PROBLEM TO SOLVE:
Can you rewrite the rows from the first one through the line containing "appendix-subtitle: (справочное) [756, 1166, 901, 1195]", replacing "испытаний" with "проверок" and keeping everything else unchanged?

EXTRACTED RECORDS:
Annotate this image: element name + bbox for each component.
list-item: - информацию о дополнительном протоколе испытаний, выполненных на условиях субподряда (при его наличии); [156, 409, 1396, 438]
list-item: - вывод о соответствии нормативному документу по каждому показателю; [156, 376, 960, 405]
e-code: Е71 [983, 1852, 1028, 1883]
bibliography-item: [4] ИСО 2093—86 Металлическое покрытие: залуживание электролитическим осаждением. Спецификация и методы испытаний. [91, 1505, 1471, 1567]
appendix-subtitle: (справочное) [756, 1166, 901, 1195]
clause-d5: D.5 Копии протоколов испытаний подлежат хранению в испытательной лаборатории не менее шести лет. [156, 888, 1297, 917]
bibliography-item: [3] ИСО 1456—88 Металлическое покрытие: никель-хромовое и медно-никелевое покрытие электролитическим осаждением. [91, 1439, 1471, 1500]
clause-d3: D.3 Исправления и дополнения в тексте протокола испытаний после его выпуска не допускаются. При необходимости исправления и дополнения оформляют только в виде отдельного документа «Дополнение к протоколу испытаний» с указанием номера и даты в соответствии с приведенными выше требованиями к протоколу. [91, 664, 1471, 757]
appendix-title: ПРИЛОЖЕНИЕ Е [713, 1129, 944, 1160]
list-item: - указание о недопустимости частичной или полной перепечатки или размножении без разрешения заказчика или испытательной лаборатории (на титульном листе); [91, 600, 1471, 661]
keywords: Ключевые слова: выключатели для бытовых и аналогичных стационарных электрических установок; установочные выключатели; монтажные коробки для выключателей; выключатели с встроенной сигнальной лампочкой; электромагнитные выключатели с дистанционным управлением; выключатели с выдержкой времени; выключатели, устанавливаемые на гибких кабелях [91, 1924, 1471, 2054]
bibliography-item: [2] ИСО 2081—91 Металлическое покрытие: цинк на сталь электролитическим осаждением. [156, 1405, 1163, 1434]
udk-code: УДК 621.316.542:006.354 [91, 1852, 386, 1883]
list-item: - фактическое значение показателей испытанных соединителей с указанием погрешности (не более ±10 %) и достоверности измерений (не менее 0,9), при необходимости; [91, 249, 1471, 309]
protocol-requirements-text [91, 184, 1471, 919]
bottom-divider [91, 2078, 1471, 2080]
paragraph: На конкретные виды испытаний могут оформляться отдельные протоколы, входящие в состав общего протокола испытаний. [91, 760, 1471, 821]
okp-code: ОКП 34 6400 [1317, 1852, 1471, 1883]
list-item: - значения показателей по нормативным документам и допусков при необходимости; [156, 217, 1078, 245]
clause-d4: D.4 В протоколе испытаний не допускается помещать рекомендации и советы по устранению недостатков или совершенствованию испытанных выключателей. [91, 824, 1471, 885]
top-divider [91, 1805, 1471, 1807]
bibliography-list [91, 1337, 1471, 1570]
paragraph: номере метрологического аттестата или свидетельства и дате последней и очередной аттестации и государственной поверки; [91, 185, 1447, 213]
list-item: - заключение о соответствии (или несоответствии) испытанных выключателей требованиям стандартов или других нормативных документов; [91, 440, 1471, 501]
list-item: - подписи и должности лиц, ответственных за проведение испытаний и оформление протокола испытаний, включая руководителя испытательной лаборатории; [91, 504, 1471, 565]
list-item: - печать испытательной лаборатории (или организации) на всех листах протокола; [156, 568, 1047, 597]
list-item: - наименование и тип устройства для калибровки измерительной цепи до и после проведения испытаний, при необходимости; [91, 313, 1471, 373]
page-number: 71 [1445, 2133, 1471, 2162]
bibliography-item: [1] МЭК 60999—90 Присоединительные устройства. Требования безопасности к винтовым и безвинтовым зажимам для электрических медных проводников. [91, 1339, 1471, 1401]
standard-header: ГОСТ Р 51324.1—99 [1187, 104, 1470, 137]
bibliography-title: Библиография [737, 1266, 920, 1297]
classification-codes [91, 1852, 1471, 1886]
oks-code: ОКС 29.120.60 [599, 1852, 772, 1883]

PROBLEM SOLUTION:
Annotate this image: element name + bbox for each component.
list-item: - информацию о дополнительном протоколе проверок, выполненных на условиях субподряда (при его наличии); [156, 409, 1396, 438]
list-item: - вывод о соответствии нормативному документу по каждому показателю; [156, 376, 960, 405]
e-code: Е71 [983, 1852, 1028, 1883]
bibliography-item: [4] ИСО 2093—86 Металлическое покрытие: залуживание электролитическим осаждением. Спецификация и методы проверок. [91, 1505, 1471, 1567]
appendix-subtitle: (справочное) [756, 1166, 901, 1195]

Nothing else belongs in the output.